Please report every line in the records below that contains the word "pivoted".

----

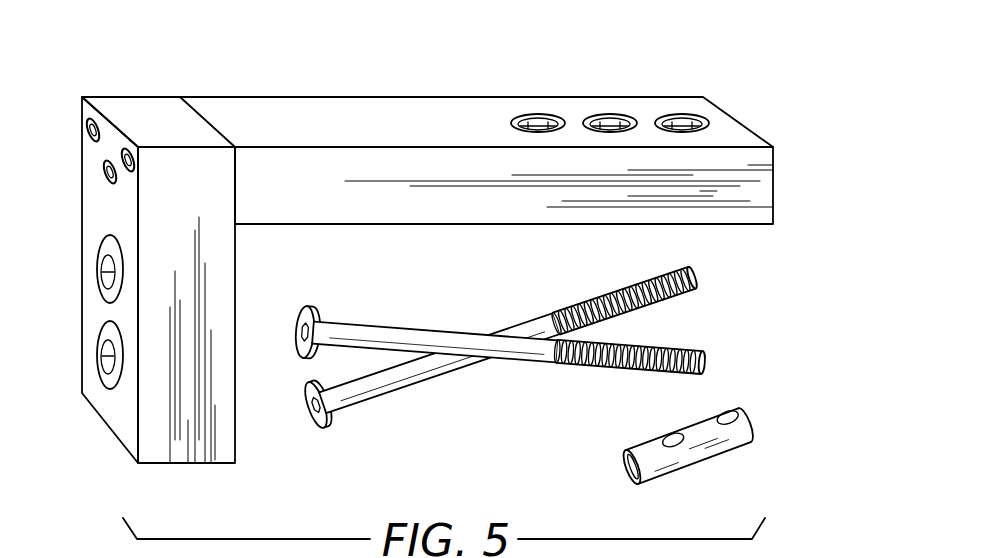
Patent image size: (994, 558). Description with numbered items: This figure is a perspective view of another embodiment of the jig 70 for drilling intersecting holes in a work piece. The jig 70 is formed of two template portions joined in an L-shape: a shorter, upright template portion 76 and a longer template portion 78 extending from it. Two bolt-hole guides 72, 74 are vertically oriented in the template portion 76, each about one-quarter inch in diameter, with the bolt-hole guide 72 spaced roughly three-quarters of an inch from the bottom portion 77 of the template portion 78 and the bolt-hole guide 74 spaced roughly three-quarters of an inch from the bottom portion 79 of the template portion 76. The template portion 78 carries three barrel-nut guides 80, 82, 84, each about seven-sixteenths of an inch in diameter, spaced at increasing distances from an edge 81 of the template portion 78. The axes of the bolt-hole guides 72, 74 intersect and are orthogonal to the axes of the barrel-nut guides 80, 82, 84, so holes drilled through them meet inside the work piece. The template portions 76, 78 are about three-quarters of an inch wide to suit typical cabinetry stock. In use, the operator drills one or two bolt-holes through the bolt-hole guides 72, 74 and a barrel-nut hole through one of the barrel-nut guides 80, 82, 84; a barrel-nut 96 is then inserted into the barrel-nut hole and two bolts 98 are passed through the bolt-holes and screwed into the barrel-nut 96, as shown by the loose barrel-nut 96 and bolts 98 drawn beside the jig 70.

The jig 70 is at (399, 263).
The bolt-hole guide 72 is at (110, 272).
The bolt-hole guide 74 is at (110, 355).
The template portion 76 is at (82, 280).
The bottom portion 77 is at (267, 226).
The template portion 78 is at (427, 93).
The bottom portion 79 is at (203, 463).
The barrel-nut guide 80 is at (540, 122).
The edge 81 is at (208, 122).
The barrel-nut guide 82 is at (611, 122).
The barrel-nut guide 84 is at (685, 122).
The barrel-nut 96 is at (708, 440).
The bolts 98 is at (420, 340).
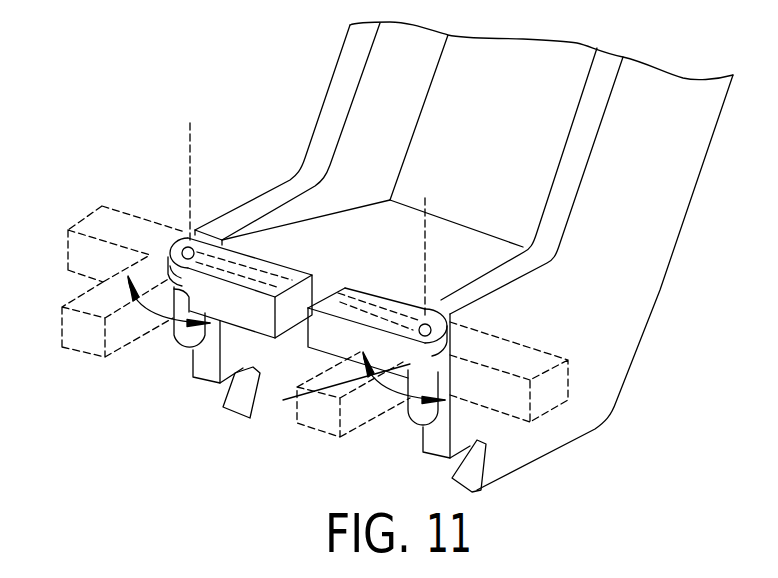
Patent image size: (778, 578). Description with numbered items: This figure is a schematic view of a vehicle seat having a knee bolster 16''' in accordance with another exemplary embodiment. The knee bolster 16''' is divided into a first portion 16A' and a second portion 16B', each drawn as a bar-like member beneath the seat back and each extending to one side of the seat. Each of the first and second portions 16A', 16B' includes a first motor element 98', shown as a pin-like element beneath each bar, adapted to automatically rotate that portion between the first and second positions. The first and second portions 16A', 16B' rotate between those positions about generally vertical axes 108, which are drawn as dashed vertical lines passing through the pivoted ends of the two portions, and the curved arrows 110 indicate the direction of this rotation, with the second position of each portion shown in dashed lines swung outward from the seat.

----

Finished answer
Patent image size: (778, 578). Description with numbered items: This figure is a schematic view of a vehicle seat having a knee bolster 16''' in accordance with another exemplary embodiment. The knee bolster 16''' is divided into a first portion 16A' and a second portion 16B', each drawn as a bar-like member beneath the seat back and each extending to one side of the seat. Each of the first and second portions 16A', 16B' includes a first motor element 98', shown as a pin-like element beneath each bar, adapted to automatically rotate that portion between the first and second positions. The first and second portions 16A', 16B' rotate between those positions about generally vertical axes 108, which are drawn as dashed vertical lines passing through the pivoted ends of the two portions, and the curved arrows 110 indicate the direction of this rotation, with the second position of each portion shown in dashed lines swung outward from the seat.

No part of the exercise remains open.